-- Instructions for the task --
Make an exact copy of the records, with the pictures left out.

-- Provided data --

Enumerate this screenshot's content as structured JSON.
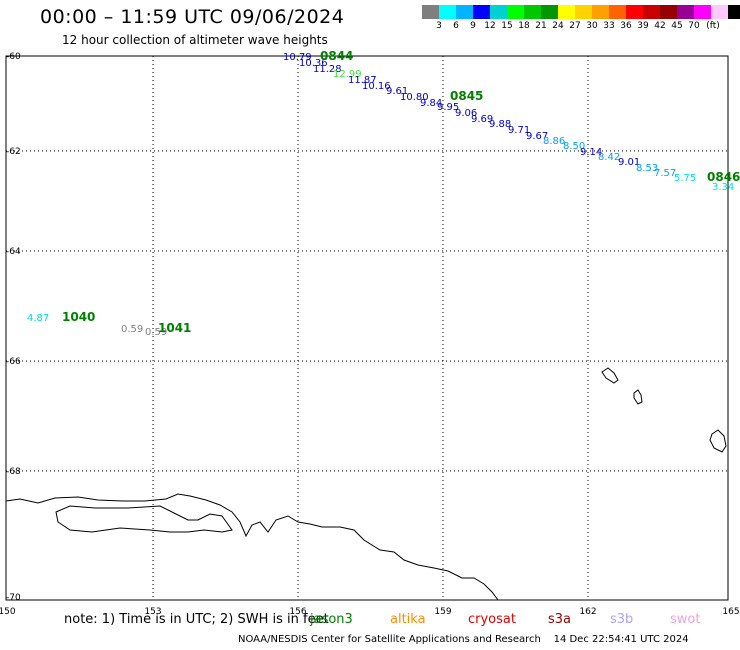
{
  "header": {
    "title": "00:00 – 11:59 UTC 09/06/2024",
    "subtitle": "12 hour collection of altimeter wave heights"
  },
  "colorbar": {
    "colors": [
      "#7f7f7f",
      "#00ffff",
      "#00b4ff",
      "#0000ff",
      "#00d2d2",
      "#00ff00",
      "#00c800",
      "#009600",
      "#ffff00",
      "#ffd200",
      "#ffa000",
      "#ff6400",
      "#ff0000",
      "#c80000",
      "#960000",
      "#960096",
      "#ff00ff",
      "#ffc8ff",
      "#000000"
    ],
    "labels": [
      "3",
      "6",
      "9",
      "12",
      "15",
      "18",
      "21",
      "24",
      "27",
      "30",
      "33",
      "36",
      "39",
      "42",
      "45",
      "70"
    ],
    "unit": "(ft)"
  },
  "axes": {
    "x_ticks": [
      "150",
      "153",
      "156",
      "159",
      "162",
      "165"
    ],
    "y_ticks": [
      "-60",
      "-62",
      "-64",
      "-66",
      "-68",
      "-70"
    ]
  },
  "passes": [
    {
      "label": "0844",
      "color": "#008000"
    },
    {
      "label": "0845",
      "color": "#008000"
    },
    {
      "label": "0846",
      "color": "#008000"
    },
    {
      "label": "1040",
      "color": "#008000"
    },
    {
      "label": "1041",
      "color": "#008000"
    }
  ],
  "wave_heights": [
    {
      "value": "10.79",
      "color": "#0000c8"
    },
    {
      "value": "10.36",
      "color": "#0000c8"
    },
    {
      "value": "11.28",
      "color": "#0000c8"
    },
    {
      "value": "12.99",
      "color": "#44dd44"
    },
    {
      "value": "11.87",
      "color": "#0000c8"
    },
    {
      "value": "10.16",
      "color": "#0000c8"
    },
    {
      "value": "9.61",
      "color": "#0000c8"
    },
    {
      "value": "10.80",
      "color": "#0000c8"
    },
    {
      "value": "9.84",
      "color": "#0000c8"
    },
    {
      "value": "9.95",
      "color": "#0000c8"
    },
    {
      "value": "9.06",
      "color": "#0000c8"
    },
    {
      "value": "9.69",
      "color": "#0000c8"
    },
    {
      "value": "9.88",
      "color": "#0000c8"
    },
    {
      "value": "9.71",
      "color": "#0000c8"
    },
    {
      "value": "9.67",
      "color": "#0000c8"
    },
    {
      "value": "8.86",
      "color": "#00a0ff"
    },
    {
      "value": "8.50",
      "color": "#00a0ff"
    },
    {
      "value": "9.14",
      "color": "#0000c8"
    },
    {
      "value": "8.42",
      "color": "#00a0ff"
    },
    {
      "value": "9.01",
      "color": "#0000c8"
    },
    {
      "value": "8.53",
      "color": "#00a0ff"
    },
    {
      "value": "7.57",
      "color": "#00a0ff"
    },
    {
      "value": "5.75",
      "color": "#00e0e0"
    },
    {
      "value": "3.34",
      "color": "#00e0e0"
    },
    {
      "value": "4.87",
      "color": "#00e0e0"
    },
    {
      "value": "0.59",
      "color": "#808080"
    },
    {
      "value": "0.59",
      "color": "#808080"
    }
  ],
  "note": "note: 1) Time is in UTC; 2) SWH is in feet",
  "satellites": [
    {
      "name": "jason3",
      "color": "#008000"
    },
    {
      "name": "altika",
      "color": "#ff8c00"
    },
    {
      "name": "cryosat",
      "color": "#e00000"
    },
    {
      "name": "s3a",
      "color": "#900000"
    },
    {
      "name": "s3b",
      "color": "#b0a0ff"
    },
    {
      "name": "swot",
      "color": "#f0a0e0"
    }
  ],
  "footer": {
    "credit": "NOAA/NESDIS Center for Satellite Applications and Research",
    "timestamp": "14 Dec 22:54:41 UTC 2024"
  }
}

-- Exercise response --
Enumerate this screenshot's content as structured JSON.
{
  "header": {
    "title": "00:00 – 11:59 UTC 09/06/2024",
    "subtitle": "12 hour collection of altimeter wave heights"
  },
  "colorbar": {
    "colors": [
      "#7f7f7f",
      "#00ffff",
      "#00b4ff",
      "#0000ff",
      "#00d2d2",
      "#00ff00",
      "#00c800",
      "#009600",
      "#ffff00",
      "#ffd200",
      "#ffa000",
      "#ff6400",
      "#ff0000",
      "#c80000",
      "#960000",
      "#960096",
      "#ff00ff",
      "#ffc8ff",
      "#000000"
    ],
    "labels": [
      "3",
      "6",
      "9",
      "12",
      "15",
      "18",
      "21",
      "24",
      "27",
      "30",
      "33",
      "36",
      "39",
      "42",
      "45",
      "70"
    ],
    "unit": "(ft)"
  },
  "axes": {
    "x_ticks": [
      "150",
      "153",
      "156",
      "159",
      "162",
      "165"
    ],
    "y_ticks": [
      "-60",
      "-62",
      "-64",
      "-66",
      "-68",
      "-70"
    ]
  },
  "passes": [
    {
      "label": "0844",
      "color": "#008000"
    },
    {
      "label": "0845",
      "color": "#008000"
    },
    {
      "label": "0846",
      "color": "#008000"
    },
    {
      "label": "1040",
      "color": "#008000"
    },
    {
      "label": "1041",
      "color": "#008000"
    }
  ],
  "wave_heights": [
    {
      "value": "10.79",
      "color": "#0000c8"
    },
    {
      "value": "10.36",
      "color": "#0000c8"
    },
    {
      "value": "11.28",
      "color": "#0000c8"
    },
    {
      "value": "12.99",
      "color": "#44dd44"
    },
    {
      "value": "11.87",
      "color": "#0000c8"
    },
    {
      "value": "10.16",
      "color": "#0000c8"
    },
    {
      "value": "9.61",
      "color": "#0000c8"
    },
    {
      "value": "10.80",
      "color": "#0000c8"
    },
    {
      "value": "9.84",
      "color": "#0000c8"
    },
    {
      "value": "9.95",
      "color": "#0000c8"
    },
    {
      "value": "9.06",
      "color": "#0000c8"
    },
    {
      "value": "9.69",
      "color": "#0000c8"
    },
    {
      "value": "9.88",
      "color": "#0000c8"
    },
    {
      "value": "9.71",
      "color": "#0000c8"
    },
    {
      "value": "9.67",
      "color": "#0000c8"
    },
    {
      "value": "8.86",
      "color": "#00a0ff"
    },
    {
      "value": "8.50",
      "color": "#00a0ff"
    },
    {
      "value": "9.14",
      "color": "#0000c8"
    },
    {
      "value": "8.42",
      "color": "#00a0ff"
    },
    {
      "value": "9.01",
      "color": "#0000c8"
    },
    {
      "value": "8.53",
      "color": "#00a0ff"
    },
    {
      "value": "7.57",
      "color": "#00a0ff"
    },
    {
      "value": "5.75",
      "color": "#00e0e0"
    },
    {
      "value": "3.34",
      "color": "#00e0e0"
    },
    {
      "value": "4.87",
      "color": "#00e0e0"
    },
    {
      "value": "0.59",
      "color": "#808080"
    },
    {
      "value": "0.59",
      "color": "#808080"
    }
  ],
  "note": "note: 1) Time is in UTC; 2) SWH is in feet",
  "satellites": [
    {
      "name": "jason3",
      "color": "#008000"
    },
    {
      "name": "altika",
      "color": "#ff8c00"
    },
    {
      "name": "cryosat",
      "color": "#e00000"
    },
    {
      "name": "s3a",
      "color": "#900000"
    },
    {
      "name": "s3b",
      "color": "#b0a0ff"
    },
    {
      "name": "swot",
      "color": "#f0a0e0"
    }
  ],
  "footer": {
    "credit": "NOAA/NESDIS Center for Satellite Applications and Research",
    "timestamp": "14 Dec 22:54:41 UTC 2024"
  }
}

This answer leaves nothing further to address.